**PERGUNTAS**.
• 1. No texto sobre filtros de linha, por que o aterramento é exigido apenas no modo comum? Responda em uma a três frases.
• 2. Retome o texto sobre filtros de linha a partir do ponto em que ele termina.

**TRECHO DO TEXTO**.
____
Filtro de linha é o nome que se dá, genericamente, no Brasil ao protetor contra surtos na linha da rede elétrica, em geral, destinado à proteção de computadores e eletrônicos.

Uma boa proteção contra surtos contenta dois modos de operação: diferencial e comum. O modo diferencial lida com surtos entre fase e neutro, que são aqueles que estão presentes na rede elétrica o tempo todo. Nesse caso não há uma real necessidade de aterramento. Tais surtos ocorrem quando o liquidificador é ligado, quando a batedeira de bolo é ligada, quando a madeireira da esquina aciona seus motores, etc. Podem danificar equipamentos eletrônicos quando atingem um patamar elevado ou de maior duração.

O modo comum vem das descargas elétricas por ação de raios ou queima de transformadores, e apenas nesse caso há que ter uma via de escoamento, que é o terra. Nem o protetor sozinho dá proteção eficiente contra raio, nem o aterramento dará proteção sem o protetor contra surtos. Na verdade contra raio, um protetor do tipo filtro de linha não será capaz de garantir total proteção.

A filtragem de ruído EMI e RFI na linha de energia é feita por um arranjo de capacitores e indutores. Os capacitores oferecem oposição aos sinais de altas frequências enquanto os indutores oferecem uma moderada oposição aos sinais de baixas frequências. Os sinais interferentes de alta frequência encontram oposição do filtro, não chegando ao aparelho que teria seu funcionamento afetado. Já o corte produzido pelos indutores na linha de tensão é de baixa frequência, e levam em consideração os 60 Hz da rede no Brasil, que desse modo não encontra nenhuma oposição para chegar até o aparelho e alimentá-lo.
____
**DADOS FORNECIDOS**.
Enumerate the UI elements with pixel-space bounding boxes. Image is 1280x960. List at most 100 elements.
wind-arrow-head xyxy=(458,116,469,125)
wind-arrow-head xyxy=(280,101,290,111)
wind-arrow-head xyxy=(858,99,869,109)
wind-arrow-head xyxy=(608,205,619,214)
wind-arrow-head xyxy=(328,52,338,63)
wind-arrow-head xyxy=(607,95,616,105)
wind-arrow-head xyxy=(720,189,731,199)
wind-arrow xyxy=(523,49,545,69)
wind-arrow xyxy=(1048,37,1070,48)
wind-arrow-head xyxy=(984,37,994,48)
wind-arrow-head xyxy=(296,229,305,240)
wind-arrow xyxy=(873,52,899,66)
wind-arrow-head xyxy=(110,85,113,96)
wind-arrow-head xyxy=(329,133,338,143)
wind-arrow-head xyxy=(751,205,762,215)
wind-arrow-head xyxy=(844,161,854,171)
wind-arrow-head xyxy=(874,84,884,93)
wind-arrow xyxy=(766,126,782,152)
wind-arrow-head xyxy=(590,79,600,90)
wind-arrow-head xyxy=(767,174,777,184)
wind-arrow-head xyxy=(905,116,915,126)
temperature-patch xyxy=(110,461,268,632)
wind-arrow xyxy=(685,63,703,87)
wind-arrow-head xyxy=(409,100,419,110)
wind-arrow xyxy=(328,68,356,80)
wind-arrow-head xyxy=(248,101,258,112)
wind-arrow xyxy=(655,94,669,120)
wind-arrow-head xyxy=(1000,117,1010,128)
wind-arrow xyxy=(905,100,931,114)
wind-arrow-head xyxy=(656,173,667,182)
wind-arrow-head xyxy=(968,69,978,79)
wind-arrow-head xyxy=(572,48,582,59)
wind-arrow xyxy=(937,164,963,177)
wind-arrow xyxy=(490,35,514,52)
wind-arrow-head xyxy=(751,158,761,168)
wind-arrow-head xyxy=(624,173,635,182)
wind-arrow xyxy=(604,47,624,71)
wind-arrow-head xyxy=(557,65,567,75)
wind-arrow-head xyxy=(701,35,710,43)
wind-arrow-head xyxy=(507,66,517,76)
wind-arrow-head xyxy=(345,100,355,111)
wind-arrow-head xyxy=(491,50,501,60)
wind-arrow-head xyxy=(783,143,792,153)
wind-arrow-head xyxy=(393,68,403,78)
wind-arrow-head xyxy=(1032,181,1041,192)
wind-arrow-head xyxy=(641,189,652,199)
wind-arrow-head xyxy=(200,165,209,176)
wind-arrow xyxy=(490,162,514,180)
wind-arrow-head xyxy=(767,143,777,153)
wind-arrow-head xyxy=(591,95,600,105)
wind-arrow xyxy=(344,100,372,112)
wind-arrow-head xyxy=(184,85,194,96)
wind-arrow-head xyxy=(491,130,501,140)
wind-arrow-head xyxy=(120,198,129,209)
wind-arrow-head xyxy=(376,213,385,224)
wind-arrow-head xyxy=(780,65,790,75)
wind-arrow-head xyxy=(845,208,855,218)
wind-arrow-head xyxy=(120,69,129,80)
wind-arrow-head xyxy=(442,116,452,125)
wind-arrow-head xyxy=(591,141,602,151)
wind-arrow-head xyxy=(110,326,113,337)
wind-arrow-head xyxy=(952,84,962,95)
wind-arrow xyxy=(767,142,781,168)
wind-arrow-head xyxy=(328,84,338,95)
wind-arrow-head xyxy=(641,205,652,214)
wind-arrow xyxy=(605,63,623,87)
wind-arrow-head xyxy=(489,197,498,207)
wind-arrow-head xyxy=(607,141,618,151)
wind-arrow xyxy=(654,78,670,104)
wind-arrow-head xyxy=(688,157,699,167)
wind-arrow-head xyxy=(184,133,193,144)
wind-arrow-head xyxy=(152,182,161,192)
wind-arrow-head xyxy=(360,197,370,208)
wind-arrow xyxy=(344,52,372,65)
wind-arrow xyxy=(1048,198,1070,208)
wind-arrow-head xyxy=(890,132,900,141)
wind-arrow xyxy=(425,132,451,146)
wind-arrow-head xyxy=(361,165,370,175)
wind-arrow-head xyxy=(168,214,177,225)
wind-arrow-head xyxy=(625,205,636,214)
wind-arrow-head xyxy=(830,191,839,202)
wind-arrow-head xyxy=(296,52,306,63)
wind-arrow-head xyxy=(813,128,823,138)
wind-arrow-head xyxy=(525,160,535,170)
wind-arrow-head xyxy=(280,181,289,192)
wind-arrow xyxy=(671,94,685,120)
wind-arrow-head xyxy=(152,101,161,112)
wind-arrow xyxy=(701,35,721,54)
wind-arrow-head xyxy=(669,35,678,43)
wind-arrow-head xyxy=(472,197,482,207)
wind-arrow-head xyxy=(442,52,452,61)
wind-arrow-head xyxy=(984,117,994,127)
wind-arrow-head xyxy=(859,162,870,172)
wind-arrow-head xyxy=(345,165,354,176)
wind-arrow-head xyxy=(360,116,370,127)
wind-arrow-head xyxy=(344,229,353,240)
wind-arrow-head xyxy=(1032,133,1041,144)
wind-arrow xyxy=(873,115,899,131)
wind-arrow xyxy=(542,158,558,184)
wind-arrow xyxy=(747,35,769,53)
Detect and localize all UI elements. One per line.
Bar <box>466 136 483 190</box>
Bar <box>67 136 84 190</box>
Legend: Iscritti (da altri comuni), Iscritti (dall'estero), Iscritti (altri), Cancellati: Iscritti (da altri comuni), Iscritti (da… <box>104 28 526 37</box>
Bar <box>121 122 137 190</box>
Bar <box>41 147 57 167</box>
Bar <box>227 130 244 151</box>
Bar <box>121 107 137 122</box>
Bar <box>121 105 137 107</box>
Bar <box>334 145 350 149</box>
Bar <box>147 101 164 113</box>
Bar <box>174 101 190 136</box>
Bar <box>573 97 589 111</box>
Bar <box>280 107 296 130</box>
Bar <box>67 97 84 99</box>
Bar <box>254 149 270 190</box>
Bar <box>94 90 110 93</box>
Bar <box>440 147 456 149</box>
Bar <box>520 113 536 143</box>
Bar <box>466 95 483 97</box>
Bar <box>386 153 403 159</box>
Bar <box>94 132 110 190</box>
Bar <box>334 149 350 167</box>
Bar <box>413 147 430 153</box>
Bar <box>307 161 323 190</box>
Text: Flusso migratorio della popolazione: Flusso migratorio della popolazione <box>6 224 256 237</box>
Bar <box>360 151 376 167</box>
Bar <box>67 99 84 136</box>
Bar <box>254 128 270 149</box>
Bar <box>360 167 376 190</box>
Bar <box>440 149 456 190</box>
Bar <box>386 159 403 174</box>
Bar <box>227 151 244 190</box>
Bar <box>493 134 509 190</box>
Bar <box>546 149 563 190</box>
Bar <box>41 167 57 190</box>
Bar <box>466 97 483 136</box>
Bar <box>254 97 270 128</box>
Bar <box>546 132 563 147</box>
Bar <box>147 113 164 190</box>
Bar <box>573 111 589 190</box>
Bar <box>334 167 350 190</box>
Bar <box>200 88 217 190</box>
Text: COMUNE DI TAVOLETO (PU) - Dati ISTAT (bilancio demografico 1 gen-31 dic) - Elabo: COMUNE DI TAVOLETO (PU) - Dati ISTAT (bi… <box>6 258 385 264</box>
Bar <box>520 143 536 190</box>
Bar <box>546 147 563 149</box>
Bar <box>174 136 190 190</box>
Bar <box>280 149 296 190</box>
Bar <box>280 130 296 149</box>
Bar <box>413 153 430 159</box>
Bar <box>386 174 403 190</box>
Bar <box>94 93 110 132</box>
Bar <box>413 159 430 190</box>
____
**RESPOSTAS**.
• 1. O modo comum vem de descargas elétricas causadas por raios ou pela queima de transformadores. Nesse caso é preciso uma via de escoamento, e essa via é o terra. No modo diferencial, que trata dos surtos entre fase e neutro, não há uma real necessidade de aterramento.

• 2.
Na última década, com o aumento do uso de controladores eletrônicos de potência (como no caso dos chuveiros elétricos com dimmers, por exemplo), aumentou muito a geração de ruído e a consequente poluição das linhas de distribuição de energia. Dessa forma, é cada vez mais necessário o uso de filtros de linha em equipamentos sensíveis.

Além da filtragem de transientes, é esperado que um bom filtro de linha atue também na proteção contra descargas elétricas. Essa proteção no filtro de linha é feita através do uso de componentes como varistores, fusíveis térmicos, dispersores, etc. Os MOVs (varistores) são os componentes principais de proteção. Sua função é direcionar os surtos de tensão para o aterramento. Em caso extremo, os varistores são destruídos, mas protegem o equipamento.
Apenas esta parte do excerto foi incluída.